### [Instructions to follow]
All material below is to be reproduced exactly.

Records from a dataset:
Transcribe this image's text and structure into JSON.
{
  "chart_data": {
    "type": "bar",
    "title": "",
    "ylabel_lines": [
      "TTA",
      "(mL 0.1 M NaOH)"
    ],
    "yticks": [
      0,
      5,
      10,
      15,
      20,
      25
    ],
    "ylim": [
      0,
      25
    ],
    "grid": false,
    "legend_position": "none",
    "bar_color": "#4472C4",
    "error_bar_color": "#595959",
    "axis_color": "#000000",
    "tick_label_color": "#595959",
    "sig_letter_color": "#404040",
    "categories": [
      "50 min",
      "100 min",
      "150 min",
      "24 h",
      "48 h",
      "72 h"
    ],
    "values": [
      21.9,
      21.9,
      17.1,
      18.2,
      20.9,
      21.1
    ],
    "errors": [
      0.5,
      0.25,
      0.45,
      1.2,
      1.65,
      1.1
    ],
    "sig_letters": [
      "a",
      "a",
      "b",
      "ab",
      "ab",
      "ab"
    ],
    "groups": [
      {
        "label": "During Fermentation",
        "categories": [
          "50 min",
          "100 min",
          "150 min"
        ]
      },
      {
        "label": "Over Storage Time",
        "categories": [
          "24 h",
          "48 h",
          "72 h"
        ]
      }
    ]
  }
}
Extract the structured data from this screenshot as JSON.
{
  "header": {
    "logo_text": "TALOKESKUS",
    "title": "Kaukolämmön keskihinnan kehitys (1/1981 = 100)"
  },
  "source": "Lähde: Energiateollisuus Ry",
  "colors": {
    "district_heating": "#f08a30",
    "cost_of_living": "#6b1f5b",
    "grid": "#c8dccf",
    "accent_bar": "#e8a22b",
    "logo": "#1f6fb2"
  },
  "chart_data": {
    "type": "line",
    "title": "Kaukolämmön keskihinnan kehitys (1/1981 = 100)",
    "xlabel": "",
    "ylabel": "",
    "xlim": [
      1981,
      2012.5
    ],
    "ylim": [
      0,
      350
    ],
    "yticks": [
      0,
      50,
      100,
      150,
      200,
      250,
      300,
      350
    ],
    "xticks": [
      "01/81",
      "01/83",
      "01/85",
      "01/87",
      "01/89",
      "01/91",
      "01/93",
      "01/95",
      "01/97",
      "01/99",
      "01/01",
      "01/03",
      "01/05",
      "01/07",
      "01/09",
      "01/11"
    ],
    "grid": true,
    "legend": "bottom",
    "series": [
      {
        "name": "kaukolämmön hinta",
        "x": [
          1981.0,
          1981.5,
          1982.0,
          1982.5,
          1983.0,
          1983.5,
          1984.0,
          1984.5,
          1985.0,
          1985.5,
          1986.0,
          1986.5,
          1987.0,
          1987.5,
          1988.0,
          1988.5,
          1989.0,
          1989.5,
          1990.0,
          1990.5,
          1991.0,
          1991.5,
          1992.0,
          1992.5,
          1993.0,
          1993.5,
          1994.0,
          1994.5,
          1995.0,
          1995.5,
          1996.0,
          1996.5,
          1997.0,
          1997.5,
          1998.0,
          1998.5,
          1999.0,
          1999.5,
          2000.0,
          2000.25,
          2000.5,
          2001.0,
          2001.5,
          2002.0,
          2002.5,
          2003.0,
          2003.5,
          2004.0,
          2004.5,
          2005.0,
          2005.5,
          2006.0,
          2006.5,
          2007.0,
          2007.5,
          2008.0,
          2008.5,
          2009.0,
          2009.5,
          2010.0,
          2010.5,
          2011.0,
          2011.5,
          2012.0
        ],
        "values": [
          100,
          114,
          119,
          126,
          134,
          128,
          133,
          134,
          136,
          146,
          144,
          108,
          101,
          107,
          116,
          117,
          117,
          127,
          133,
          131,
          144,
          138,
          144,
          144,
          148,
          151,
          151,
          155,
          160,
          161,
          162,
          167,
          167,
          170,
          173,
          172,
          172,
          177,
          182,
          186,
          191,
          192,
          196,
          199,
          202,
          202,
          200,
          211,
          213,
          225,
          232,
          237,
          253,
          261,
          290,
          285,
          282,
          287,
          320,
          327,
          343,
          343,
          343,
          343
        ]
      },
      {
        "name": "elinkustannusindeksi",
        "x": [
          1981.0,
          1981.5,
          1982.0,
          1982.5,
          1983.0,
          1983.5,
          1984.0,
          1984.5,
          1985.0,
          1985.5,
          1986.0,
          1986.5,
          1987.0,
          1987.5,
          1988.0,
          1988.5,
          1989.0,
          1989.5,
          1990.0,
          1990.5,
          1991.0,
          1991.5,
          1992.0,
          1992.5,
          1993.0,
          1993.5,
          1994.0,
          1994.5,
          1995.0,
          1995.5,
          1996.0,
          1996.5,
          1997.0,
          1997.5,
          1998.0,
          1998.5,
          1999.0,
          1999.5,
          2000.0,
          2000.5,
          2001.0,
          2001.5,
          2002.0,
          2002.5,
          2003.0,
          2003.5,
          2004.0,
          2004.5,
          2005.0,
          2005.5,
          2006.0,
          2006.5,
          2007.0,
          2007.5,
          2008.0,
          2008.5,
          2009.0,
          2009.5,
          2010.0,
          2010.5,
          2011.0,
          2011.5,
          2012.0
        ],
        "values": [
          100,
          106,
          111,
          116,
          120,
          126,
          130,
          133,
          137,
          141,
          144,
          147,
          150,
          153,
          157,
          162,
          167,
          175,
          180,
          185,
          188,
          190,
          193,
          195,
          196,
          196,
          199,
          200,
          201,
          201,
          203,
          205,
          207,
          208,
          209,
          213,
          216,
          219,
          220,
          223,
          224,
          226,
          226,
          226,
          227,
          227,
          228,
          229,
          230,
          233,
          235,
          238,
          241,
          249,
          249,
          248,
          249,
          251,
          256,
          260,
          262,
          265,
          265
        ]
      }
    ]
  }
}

### [Output]
Transcribe this image's text and structure into JSON.
{
  "chart_data": {
    "type": "bar",
    "title": "",
    "ylabel_lines": [
      "TTA",
      "(mL 0.1 M NaOH)"
    ],
    "yticks": [
      0,
      5,
      10,
      15,
      20,
      25
    ],
    "ylim": [
      0,
      25
    ],
    "grid": false,
    "legend_position": "none",
    "bar_color": "#4472C4",
    "error_bar_color": "#595959",
    "axis_color": "#000000",
    "tick_label_color": "#595959",
    "sig_letter_color": "#404040",
    "categories": [
      "50 min",
      "100 min",
      "150 min",
      "24 h",
      "48 h",
      "72 h"
    ],
    "values": [
      21.9,
      21.9,
      17.1,
      18.2,
      20.9,
      21.1
    ],
    "errors": [
      0.5,
      0.25,
      0.45,
      1.2,
      1.65,
      1.1
    ],
    "sig_letters": [
      "a",
      "a",
      "b",
      "ab",
      "ab",
      "ab"
    ],
    "groups": [
      {
        "label": "During Fermentation",
        "categories": [
          "50 min",
          "100 min",
          "150 min"
        ]
      },
      {
        "label": "Over Storage Time",
        "categories": [
          "24 h",
          "48 h",
          "72 h"
        ]
      }
    ]
  }
}
Extract the structured data from this screenshot as JSON.
{
  "header": {
    "logo_text": "TALOKESKUS",
    "title": "Kaukolämmön keskihinnan kehitys (1/1981 = 100)"
  },
  "source": "Lähde: Energiateollisuus Ry",
  "colors": {
    "district_heating": "#f08a30",
    "cost_of_living": "#6b1f5b",
    "grid": "#c8dccf",
    "accent_bar": "#e8a22b",
    "logo": "#1f6fb2"
  },
  "chart_data": {
    "type": "line",
    "title": "Kaukolämmön keskihinnan kehitys (1/1981 = 100)",
    "xlabel": "",
    "ylabel": "",
    "xlim": [
      1981,
      2012.5
    ],
    "ylim": [
      0,
      350
    ],
    "yticks": [
      0,
      50,
      100,
      150,
      200,
      250,
      300,
      350
    ],
    "xticks": [
      "01/81",
      "01/83",
      "01/85",
      "01/87",
      "01/89",
      "01/91",
      "01/93",
      "01/95",
      "01/97",
      "01/99",
      "01/01",
      "01/03",
      "01/05",
      "01/07",
      "01/09",
      "01/11"
    ],
    "grid": true,
    "legend": "bottom",
    "series": [
      {
        "name": "kaukolämmön hinta",
        "x": [
          1981.0,
          1981.5,
          1982.0,
          1982.5,
          1983.0,
          1983.5,
          1984.0,
          1984.5,
          1985.0,
          1985.5,
          1986.0,
          1986.5,
          1987.0,
          1987.5,
          1988.0,
          1988.5,
          1989.0,
          1989.5,
          1990.0,
          1990.5,
          1991.0,
          1991.5,
          1992.0,
          1992.5,
          1993.0,
          1993.5,
          1994.0,
          1994.5,
          1995.0,
          1995.5,
          1996.0,
          1996.5,
          1997.0,
          1997.5,
          1998.0,
          1998.5,
          1999.0,
          1999.5,
          2000.0,
          2000.25,
          2000.5,
          2001.0,
          2001.5,
          2002.0,
          2002.5,
          2003.0,
          2003.5,
          2004.0,
          2004.5,
          2005.0,
          2005.5,
          2006.0,
          2006.5,
          2007.0,
          2007.5,
          2008.0,
          2008.5,
          2009.0,
          2009.5,
          2010.0,
          2010.5,
          2011.0,
          2011.5,
          2012.0
        ],
        "values": [
          100,
          114,
          119,
          126,
          134,
          128,
          133,
          134,
          136,
          146,
          144,
          108,
          101,
          107,
          116,
          117,
          117,
          127,
          133,
          131,
          144,
          138,
          144,
          144,
          148,
          151,
          151,
          155,
          160,
          161,
          162,
          167,
          167,
          170,
          173,
          172,
          172,
          177,
          182,
          186,
          191,
          192,
          196,
          199,
          202,
          202,
          200,
          211,
          213,
          225,
          232,
          237,
          253,
          261,
          290,
          285,
          282,
          287,
          320,
          327,
          343,
          343,
          343,
          343
        ]
      },
      {
        "name": "elinkustannusindeksi",
        "x": [
          1981.0,
          1981.5,
          1982.0,
          1982.5,
          1983.0,
          1983.5,
          1984.0,
          1984.5,
          1985.0,
          1985.5,
          1986.0,
          1986.5,
          1987.0,
          1987.5,
          1988.0,
          1988.5,
          1989.0,
          1989.5,
          1990.0,
          1990.5,
          1991.0,
          1991.5,
          1992.0,
          1992.5,
          1993.0,
          1993.5,
          1994.0,
          1994.5,
          1995.0,
          1995.5,
          1996.0,
          1996.5,
          1997.0,
          1997.5,
          1998.0,
          1998.5,
          1999.0,
          1999.5,
          2000.0,
          2000.5,
          2001.0,
          2001.5,
          2002.0,
          2002.5,
          2003.0,
          2003.5,
          2004.0,
          2004.5,
          2005.0,
          2005.5,
          2006.0,
          2006.5,
          2007.0,
          2007.5,
          2008.0,
          2008.5,
          2009.0,
          2009.5,
          2010.0,
          2010.5,
          2011.0,
          2011.5,
          2012.0
        ],
        "values": [
          100,
          106,
          111,
          116,
          120,
          126,
          130,
          133,
          137,
          141,
          144,
          147,
          150,
          153,
          157,
          162,
          167,
          175,
          180,
          185,
          188,
          190,
          193,
          195,
          196,
          196,
          199,
          200,
          201,
          201,
          203,
          205,
          207,
          208,
          209,
          213,
          216,
          219,
          220,
          223,
          224,
          226,
          226,
          226,
          227,
          227,
          228,
          229,
          230,
          233,
          235,
          238,
          241,
          249,
          249,
          248,
          249,
          251,
          256,
          260,
          262,
          265,
          265
        ]
      }
    ]
  }
}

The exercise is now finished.